◆ Data listing:
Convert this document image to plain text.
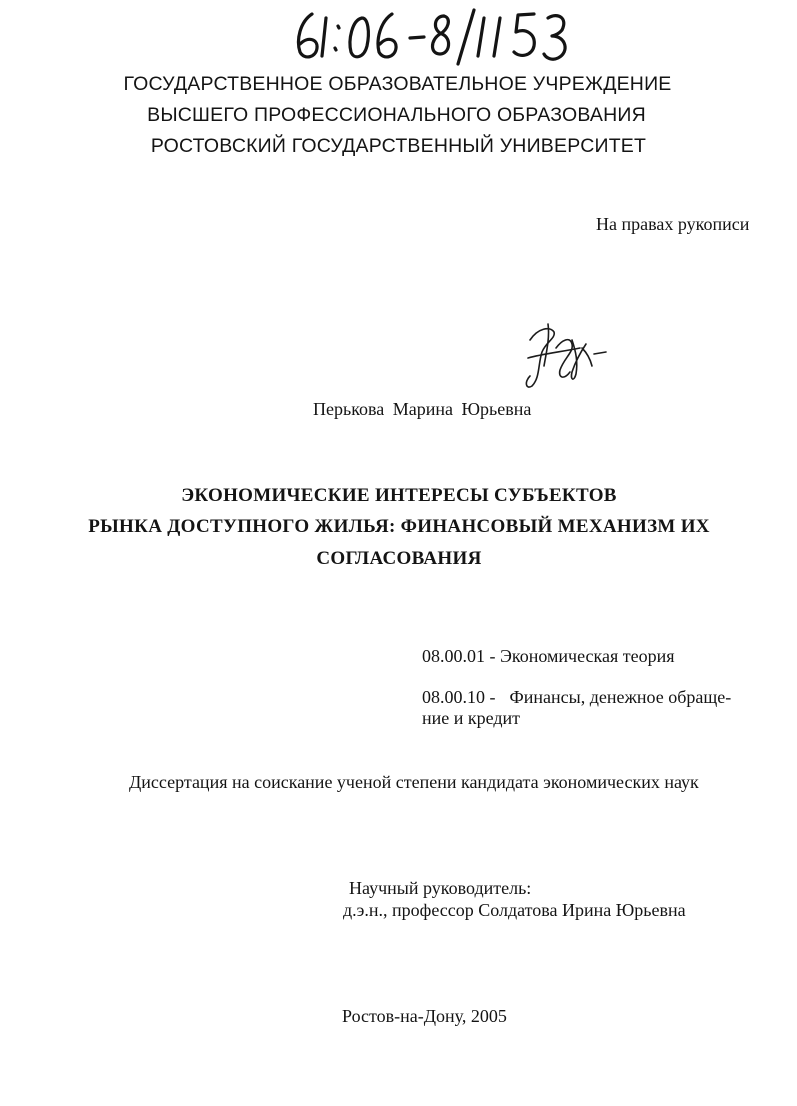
ГОСУДАРСТВЕННОЕ ОБРАЗОВАТЕЛЬНОЕ УЧРЕЖДЕНИЕ
ВЫСШЕГО ПРОФЕССИОНАЛЬНОГО ОБРАЗОВАНИЯ
РОСТОВСКИЙ ГОСУДАРСТВЕННЫЙ УНИВЕРСИТЕТ
На правах рукописи
Перькова Марина Юрьевна
ЭКОНОМИЧЕСКИЕ ИНТЕРЕСЫ СУБЪЕКТОВ
РЫНКА ДОСТУПНОГО ЖИЛЬЯ: ФИНАНСОВЫЙ МЕХАНИЗМ ИХ
СОГЛАСОВАНИЯ
08.00.01 - Экономическая теория
08.00.10 - Финансы, денежное обраще-
ние и кредит
Диссертация на соискание ученой степени кандидата экономических наук
Научный руководитель:
д.э.н., профессор Солдатова Ирина Юрьевна
Ростов-на-Дону, 2005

◆ What is asked: What is the number of lines in the data holding the word "Юрьевна"? Reply with that number only.

◆ Finished answer: 2